Problem details:
Reproduce the following records line for line, omitting the pictures.

Recorded data
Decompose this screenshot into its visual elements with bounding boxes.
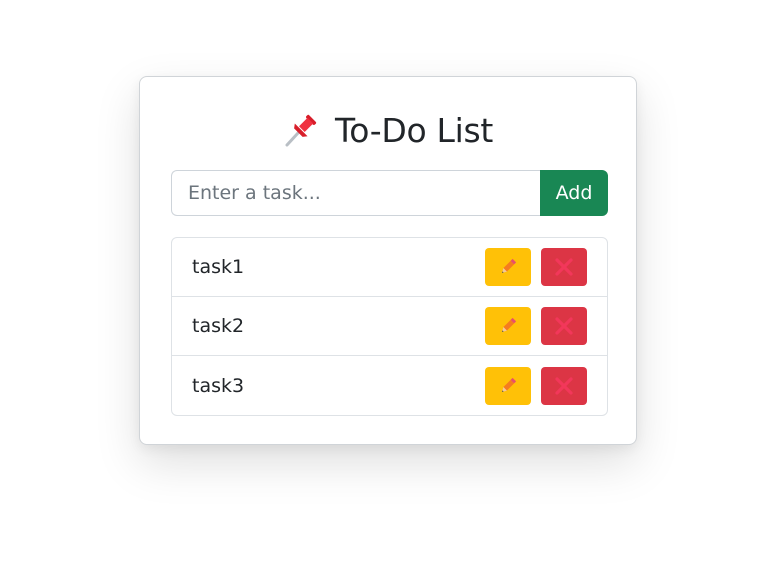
cross-icon — [555, 317, 573, 335]
title-text: To-Do List — [334, 110, 494, 150]
delete-task-button[interactable] — [541, 366, 587, 405]
edit-task-button[interactable] — [485, 307, 531, 345]
delete-task-button[interactable] — [541, 307, 587, 345]
task-text: task1 — [192, 256, 245, 278]
task-list: task1 task2 task3 — [171, 237, 608, 416]
edit-task-button[interactable] — [485, 366, 531, 405]
pencil-icon — [501, 317, 517, 333]
todo-card: To-Do List Add task1 — [139, 76, 637, 445]
cross-icon — [555, 258, 573, 276]
task-text: task3 — [192, 374, 245, 397]
task-text: task2 — [192, 315, 245, 337]
pushpin-icon — [283, 112, 319, 148]
pencil-icon — [501, 258, 517, 274]
task-row: task3 — [172, 356, 607, 415]
cross-icon — [555, 376, 573, 395]
add-task-form: Add — [171, 170, 608, 216]
add-button[interactable]: Add — [540, 170, 608, 216]
task-row: task2 — [172, 297, 607, 356]
pencil-icon — [501, 377, 517, 392]
task-input[interactable] — [171, 170, 540, 216]
page-title: To-Do List — [140, 108, 636, 152]
edit-task-button[interactable] — [485, 248, 531, 286]
delete-task-button[interactable] — [541, 248, 587, 286]
task-row: task1 — [172, 238, 607, 297]
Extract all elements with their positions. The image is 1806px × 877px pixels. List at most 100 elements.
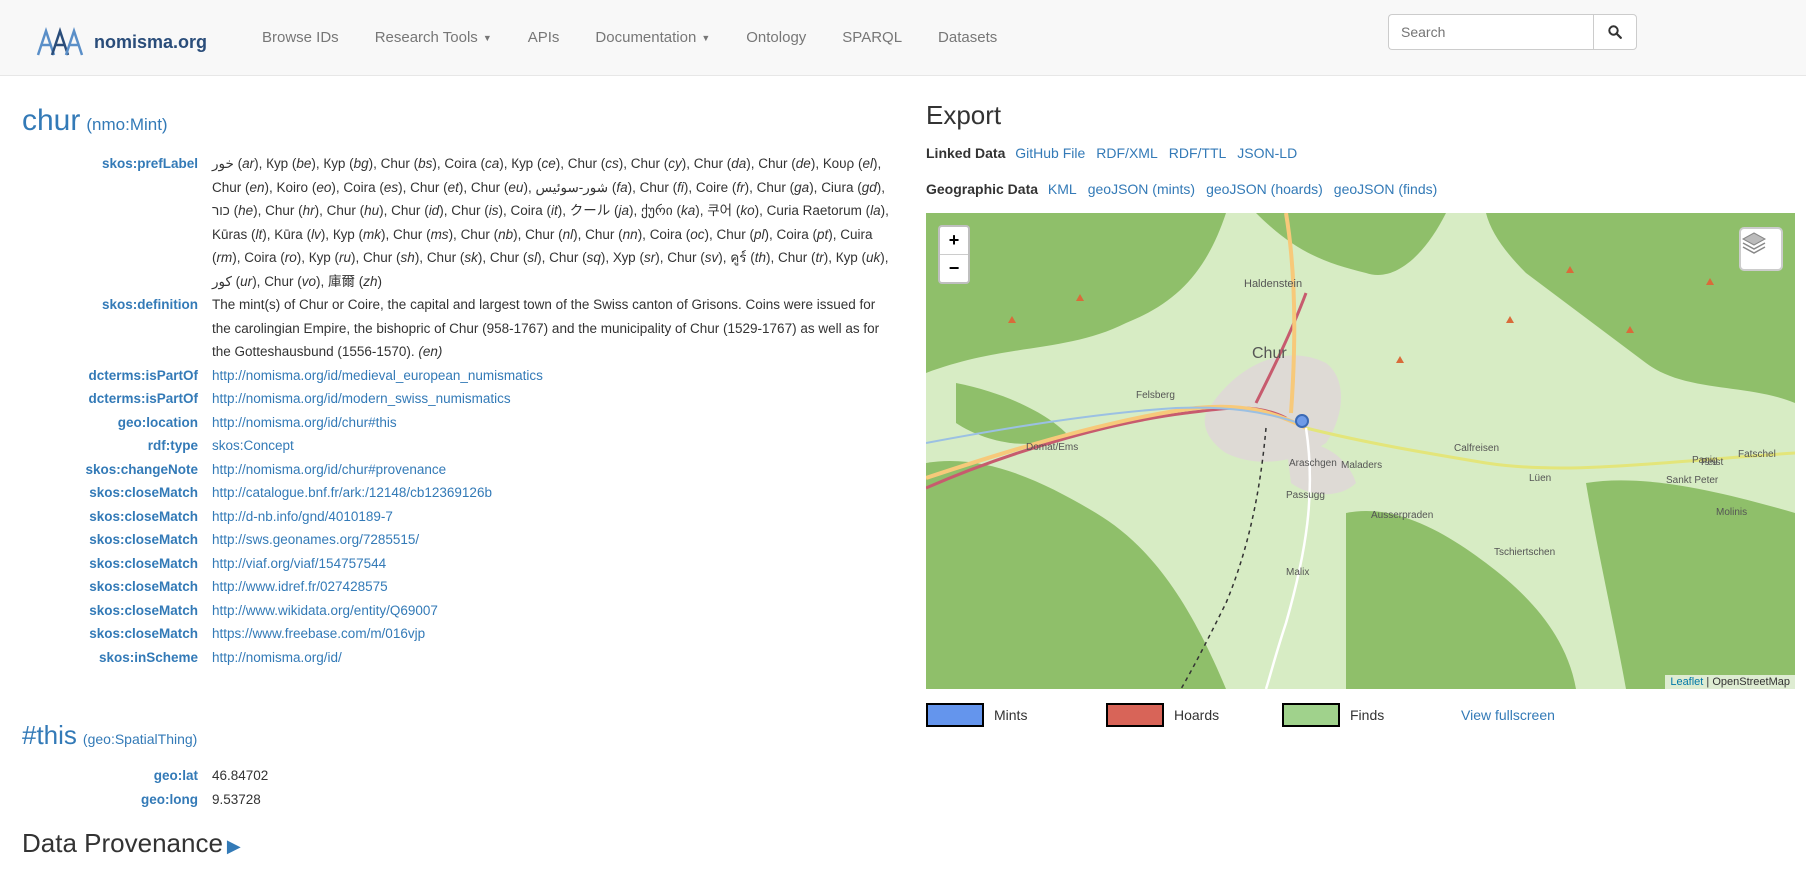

Task response:
Decompose this screenshot into its visual elements with bounding boxes.
cross-icon — [555, 317, 573, 335]
title-text: To-Do List — [334, 110, 494, 150]
delete-task-button[interactable] — [541, 366, 587, 405]
edit-task-button[interactable] — [485, 307, 531, 345]
delete-task-button[interactable] — [541, 307, 587, 345]
task-text: task1 — [192, 256, 245, 278]
task-list: task1 task2 task3 — [171, 237, 608, 416]
edit-task-button[interactable] — [485, 366, 531, 405]
pencil-icon — [501, 317, 517, 333]
todo-card: To-Do List Add task1 — [139, 76, 637, 445]
cross-icon — [555, 258, 573, 276]
task-text: task3 — [192, 374, 245, 397]
task-text: task2 — [192, 315, 245, 337]
pushpin-icon — [283, 112, 319, 148]
pencil-icon — [501, 258, 517, 274]
task-row: task3 — [172, 356, 607, 415]
cross-icon — [555, 376, 573, 395]
add-task-form: Add — [171, 170, 608, 216]
add-button[interactable]: Add — [540, 170, 608, 216]
task-row: task2 — [172, 297, 607, 356]
pencil-icon — [501, 377, 517, 392]
task-input[interactable] — [171, 170, 540, 216]
page-title: To-Do List — [140, 108, 636, 152]
edit-task-button[interactable] — [485, 248, 531, 286]
delete-task-button[interactable] — [541, 248, 587, 286]
task-row: task1 — [172, 238, 607, 297]
Extract all elements with their positions. The image is 1806px × 877px pixels. List at most 100 elements.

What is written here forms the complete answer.